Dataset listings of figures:
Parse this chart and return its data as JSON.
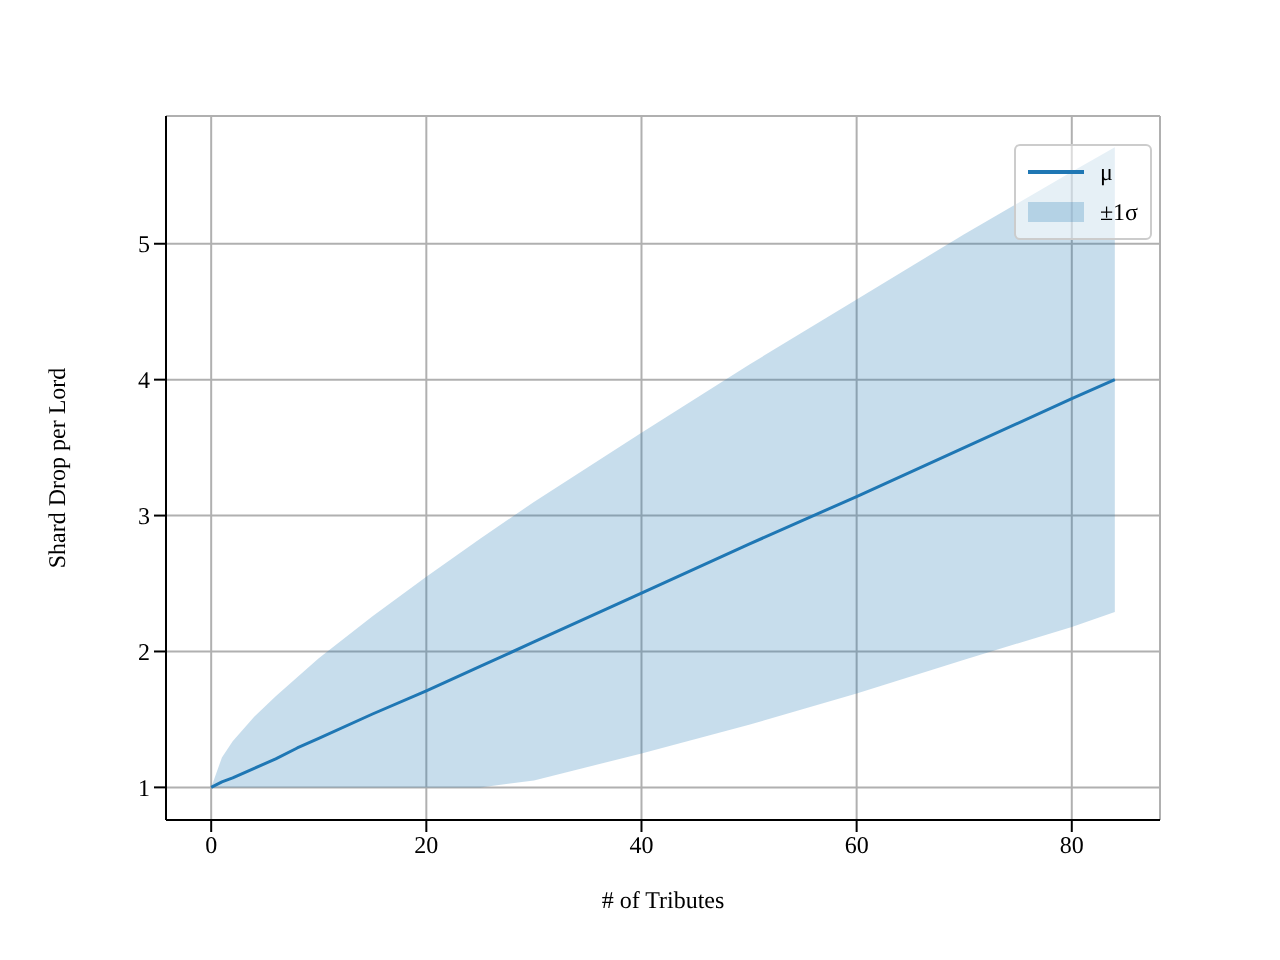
{
  "chart_data": {
    "type": "line",
    "xlabel": "# of Tributes",
    "ylabel": "Shard Drop per Lord",
    "x": [
      0,
      1,
      2,
      4,
      6,
      8,
      10,
      15,
      20,
      25,
      30,
      40,
      50,
      60,
      70,
      80,
      84
    ],
    "series": [
      {
        "name": "μ",
        "color": "#1f77b4",
        "values": [
          1,
          1.04,
          1.07,
          1.14,
          1.21,
          1.29,
          1.36,
          1.54,
          1.71,
          1.89,
          2.07,
          2.43,
          2.79,
          3.14,
          3.5,
          3.86,
          4
        ],
        "lower": [
          1,
          1,
          1,
          1,
          1,
          1,
          1,
          1,
          1,
          1,
          1.05,
          1.25,
          1.46,
          1.69,
          1.94,
          2.18,
          2.29
        ],
        "upper": [
          1,
          1.22,
          1.34,
          1.52,
          1.67,
          1.81,
          1.95,
          2.26,
          2.55,
          2.83,
          3.1,
          3.61,
          4.11,
          4.59,
          5.07,
          5.53,
          5.71
        ]
      }
    ],
    "annotations": [
      "±1σ"
    ],
    "xlim": [
      -4.2,
      88.2
    ],
    "xticks": [
      0,
      20,
      40,
      60,
      80
    ],
    "ylim": [
      0.76,
      5.94
    ],
    "yticks": [
      1,
      2,
      3,
      4,
      5
    ],
    "grid": true,
    "legend": "top right"
  }
}
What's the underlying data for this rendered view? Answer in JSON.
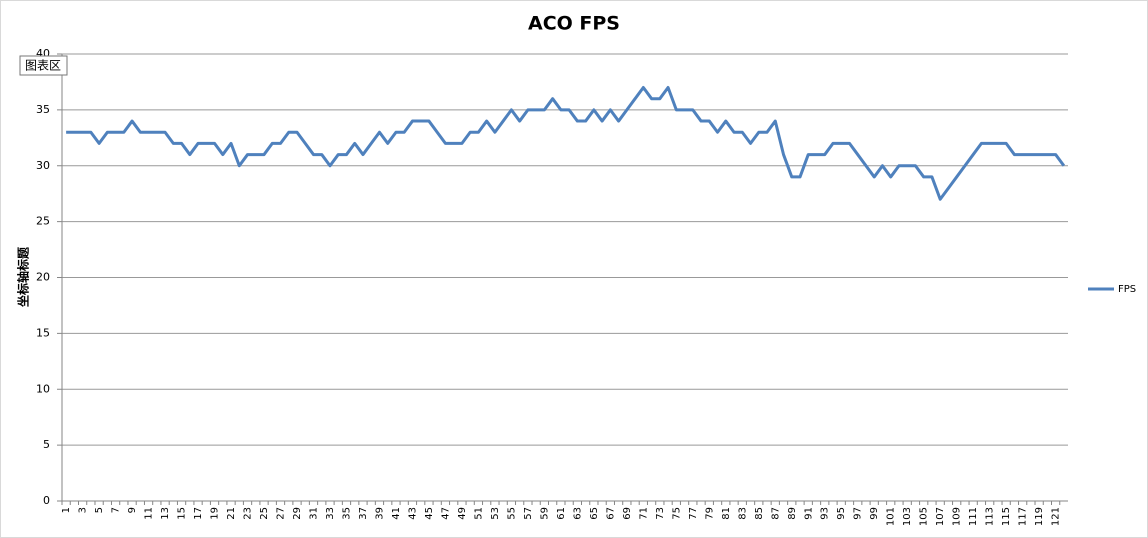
{
  "chart_data": {
    "type": "line",
    "title": "ACO FPS",
    "y_label": "坐标轴标题",
    "tooltip": "图表区",
    "categories": [
      1,
      null,
      3,
      null,
      5,
      null,
      7,
      null,
      9,
      null,
      11,
      null,
      13,
      null,
      15,
      null,
      17,
      null,
      19,
      null,
      21,
      null,
      23,
      null,
      25,
      null,
      27,
      null,
      29,
      null,
      31,
      null,
      33,
      null,
      35,
      null,
      37,
      null,
      39,
      null,
      41,
      null,
      43,
      null,
      45,
      null,
      47,
      null,
      49,
      null,
      51,
      null,
      53,
      null,
      55,
      null,
      57,
      null,
      59,
      null,
      61,
      null,
      63,
      null,
      65,
      null,
      67,
      null,
      69,
      null,
      71,
      null,
      73,
      null,
      75,
      null,
      77,
      null,
      79,
      null,
      81,
      null,
      83,
      null,
      85,
      null,
      87,
      null,
      89,
      null,
      91,
      null,
      93,
      null,
      95,
      null,
      97,
      null,
      99,
      null,
      101,
      null,
      103,
      null,
      105,
      null,
      107,
      null,
      109,
      null,
      111,
      null,
      113,
      null,
      115,
      null,
      117,
      null,
      119,
      null,
      121,
      null
    ],
    "series": [
      {
        "name": "FPS",
        "color": "#4f81bd",
        "values": [
          33,
          33,
          33,
          33,
          32,
          33,
          33,
          33,
          34,
          33,
          33,
          33,
          33,
          32,
          32,
          31,
          32,
          32,
          32,
          31,
          32,
          30,
          31,
          31,
          31,
          32,
          32,
          33,
          33,
          32,
          31,
          31,
          30,
          31,
          31,
          32,
          31,
          32,
          33,
          32,
          33,
          33,
          34,
          34,
          34,
          33,
          32,
          32,
          32,
          33,
          33,
          34,
          33,
          34,
          35,
          34,
          35,
          35,
          35,
          36,
          35,
          35,
          34,
          34,
          35,
          34,
          35,
          34,
          35,
          36,
          37,
          36,
          36,
          37,
          35,
          35,
          35,
          34,
          34,
          33,
          34,
          33,
          33,
          32,
          33,
          33,
          34,
          31,
          29,
          29,
          31,
          31,
          31,
          32,
          32,
          32,
          31,
          30,
          29,
          30,
          29,
          30,
          30,
          30,
          29,
          29,
          27,
          28,
          29,
          30,
          31,
          32,
          32,
          32,
          32,
          31,
          31,
          31,
          31,
          31,
          31,
          30
        ]
      }
    ],
    "ylim": [
      0,
      40
    ],
    "yticks": [
      0,
      5,
      10,
      15,
      20,
      25,
      30,
      35,
      40
    ],
    "grid": true,
    "legend": "right"
  }
}
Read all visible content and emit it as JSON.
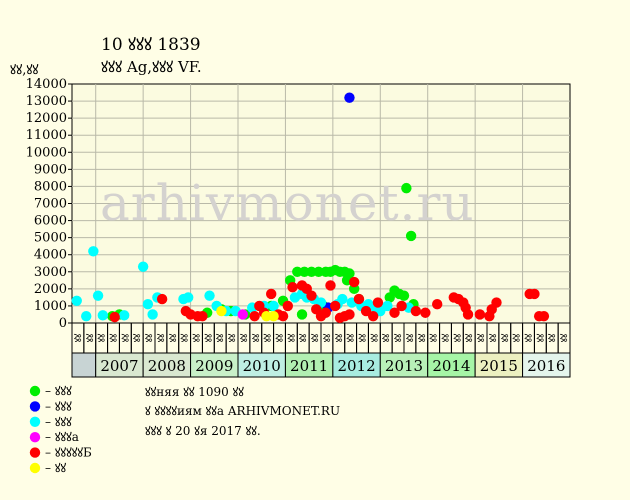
{
  "header": {
    "title": "10 ꙋꙋꙋ 1839",
    "subtitle": "ꙋꙋꙋ Ag,ꙋꙋꙋ VF.",
    "y_unit": "ꙋꙋ,ꙋꙋ"
  },
  "watermark": "arhivmonet.ru",
  "notes": [
    "ꙋꙋняя ꙋꙋ 1090 ꙋꙋ",
    "ꙋ ꙋꙋꙋꙋиям ꙋꙋа ARHIVMONET.RU",
    "ꙋꙋꙋ ꙋ 20 ꙋя 2017 ꙋꙋ."
  ],
  "legend": [
    {
      "label": "– ꙋꙋꙋ",
      "color": "#00ee00",
      "icon": "green-dot-icon"
    },
    {
      "label": "– ꙋꙋꙋ",
      "color": "#0000ff",
      "icon": "blue-dot-icon"
    },
    {
      "label": "– ꙋꙋꙋ",
      "color": "#00ffff",
      "icon": "cyan-dot-icon"
    },
    {
      "label": "– ꙋꙋꙋа",
      "color": "#ff00ff",
      "icon": "magenta-dot-icon"
    },
    {
      "label": "– ꙋꙋꙋꙋꙋБ",
      "color": "#ff0000",
      "icon": "red-dot-icon"
    },
    {
      "label": "– ꙋꙋ",
      "color": "#ffff00",
      "icon": "yellow-dot-icon"
    }
  ],
  "chart_data": {
    "type": "scatter",
    "ylim": [
      0,
      14000
    ],
    "yticks": [
      0,
      1000,
      2000,
      3000,
      4000,
      5000,
      6000,
      7000,
      8000,
      9000,
      10000,
      11000,
      12000,
      13000,
      14000
    ],
    "grid": true,
    "x_range": [
      2006.5,
      2017.0
    ],
    "quarter_labels": [
      "ꙋꙋ",
      "ꙋꙋ",
      "ꙋꙋ",
      "ꙋꙋ"
    ],
    "years": [
      {
        "label": "2007",
        "color": "#d9e8d0"
      },
      {
        "label": "2008",
        "color": "#d9e8d0"
      },
      {
        "label": "2009",
        "color": "#c8f0c8"
      },
      {
        "label": "2010",
        "color": "#bfefe3"
      },
      {
        "label": "2011",
        "color": "#b2efb2"
      },
      {
        "label": "2012",
        "color": "#a8ece0"
      },
      {
        "label": "2013",
        "color": "#b8f0b8"
      },
      {
        "label": "2014",
        "color": "#a6f5a6"
      },
      {
        "label": "2015",
        "color": "#ecf0c0"
      },
      {
        "label": "2016",
        "color": "#e4f5ec"
      }
    ],
    "colors": {
      "green": "#00ee00",
      "blue": "#0000ff",
      "cyan": "#00ffff",
      "magenta": "#ff00ff",
      "red": "#ff0000",
      "yellow": "#ffff00"
    },
    "series": [
      {
        "key": "green",
        "points": [
          [
            2007.35,
            400
          ],
          [
            2007.5,
            500
          ],
          [
            2009.35,
            600
          ],
          [
            2009.65,
            800
          ],
          [
            2009.85,
            700
          ],
          [
            2010.15,
            500
          ],
          [
            2010.7,
            1000
          ],
          [
            2010.95,
            1300
          ],
          [
            2011.1,
            2500
          ],
          [
            2011.25,
            3000
          ],
          [
            2011.35,
            500
          ],
          [
            2011.4,
            3000
          ],
          [
            2011.55,
            3000
          ],
          [
            2011.7,
            3000
          ],
          [
            2011.8,
            1000
          ],
          [
            2011.85,
            3000
          ],
          [
            2011.95,
            3000
          ],
          [
            2012.05,
            3100
          ],
          [
            2012.15,
            3000
          ],
          [
            2012.25,
            3000
          ],
          [
            2012.3,
            2500
          ],
          [
            2012.35,
            2900
          ],
          [
            2012.45,
            2000
          ],
          [
            2012.55,
            1400
          ],
          [
            2013.2,
            1500
          ],
          [
            2013.3,
            1900
          ],
          [
            2013.4,
            1700
          ],
          [
            2013.5,
            1600
          ],
          [
            2013.55,
            7900
          ],
          [
            2013.65,
            5100
          ],
          [
            2013.7,
            1100
          ]
        ]
      },
      {
        "key": "blue",
        "points": [
          [
            2011.9,
            900
          ],
          [
            2012.35,
            13200
          ]
        ]
      },
      {
        "key": "cyan",
        "points": [
          [
            2006.6,
            1300
          ],
          [
            2006.8,
            400
          ],
          [
            2006.95,
            4200
          ],
          [
            2007.05,
            1600
          ],
          [
            2007.15,
            450
          ],
          [
            2007.6,
            450
          ],
          [
            2008.0,
            3300
          ],
          [
            2008.1,
            1100
          ],
          [
            2008.2,
            500
          ],
          [
            2008.3,
            1500
          ],
          [
            2008.85,
            1400
          ],
          [
            2008.95,
            1500
          ],
          [
            2009.4,
            1600
          ],
          [
            2009.55,
            1000
          ],
          [
            2009.75,
            700
          ],
          [
            2009.95,
            700
          ],
          [
            2010.3,
            900
          ],
          [
            2010.55,
            1000
          ],
          [
            2010.75,
            1000
          ],
          [
            2011.2,
            1500
          ],
          [
            2011.35,
            1700
          ],
          [
            2011.45,
            1500
          ],
          [
            2011.6,
            1400
          ],
          [
            2011.75,
            1200
          ],
          [
            2012.1,
            1100
          ],
          [
            2012.2,
            1400
          ],
          [
            2012.4,
            1200
          ],
          [
            2012.6,
            1000
          ],
          [
            2012.75,
            1100
          ],
          [
            2012.9,
            900
          ],
          [
            2013.0,
            700
          ],
          [
            2013.15,
            1000
          ],
          [
            2013.45,
            1000
          ],
          [
            2013.6,
            900
          ]
        ]
      },
      {
        "key": "magenta",
        "points": [
          [
            2010.1,
            500
          ]
        ]
      },
      {
        "key": "red",
        "points": [
          [
            2007.4,
            350
          ],
          [
            2008.4,
            1400
          ],
          [
            2008.9,
            700
          ],
          [
            2009.0,
            500
          ],
          [
            2009.15,
            400
          ],
          [
            2009.25,
            400
          ],
          [
            2010.35,
            400
          ],
          [
            2010.45,
            1000
          ],
          [
            2010.55,
            600
          ],
          [
            2010.7,
            1700
          ],
          [
            2010.85,
            500
          ],
          [
            2010.95,
            400
          ],
          [
            2011.05,
            1000
          ],
          [
            2011.15,
            2100
          ],
          [
            2011.35,
            2200
          ],
          [
            2011.45,
            2000
          ],
          [
            2011.55,
            1600
          ],
          [
            2011.65,
            800
          ],
          [
            2011.75,
            400
          ],
          [
            2011.85,
            600
          ],
          [
            2011.95,
            2200
          ],
          [
            2012.05,
            1000
          ],
          [
            2012.15,
            300
          ],
          [
            2012.25,
            400
          ],
          [
            2012.35,
            500
          ],
          [
            2012.45,
            2400
          ],
          [
            2012.55,
            1400
          ],
          [
            2012.7,
            700
          ],
          [
            2012.85,
            400
          ],
          [
            2012.95,
            1200
          ],
          [
            2013.3,
            600
          ],
          [
            2013.45,
            1000
          ],
          [
            2013.75,
            700
          ],
          [
            2013.95,
            600
          ],
          [
            2014.2,
            1100
          ],
          [
            2014.55,
            1500
          ],
          [
            2014.65,
            1400
          ],
          [
            2014.75,
            1200
          ],
          [
            2014.8,
            900
          ],
          [
            2014.85,
            500
          ],
          [
            2015.1,
            500
          ],
          [
            2015.3,
            400
          ],
          [
            2015.35,
            800
          ],
          [
            2015.45,
            1200
          ],
          [
            2016.15,
            1700
          ],
          [
            2016.25,
            1700
          ],
          [
            2016.35,
            400
          ],
          [
            2016.45,
            400
          ]
        ]
      },
      {
        "key": "yellow",
        "points": [
          [
            2009.65,
            700
          ],
          [
            2010.6,
            400
          ],
          [
            2010.75,
            400
          ]
        ]
      }
    ]
  }
}
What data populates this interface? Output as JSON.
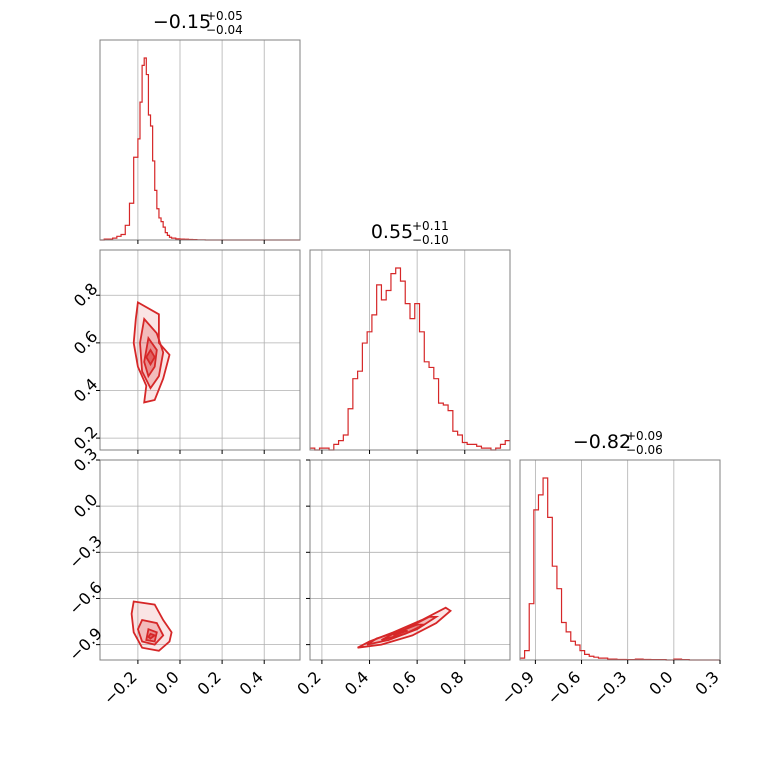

- **WHAT NEEDS TO BE DONE**: Copy each line of the listing that holds the word "JSON".

- **OUTPUT FOR THIS EXERCISE**:
Parse this chart and return its data as JSON.
What's the underlying data for this rendered view? Answer in JSON.
Read all visible content and emit it as JSON.
What data populates this interface? Output as JSON.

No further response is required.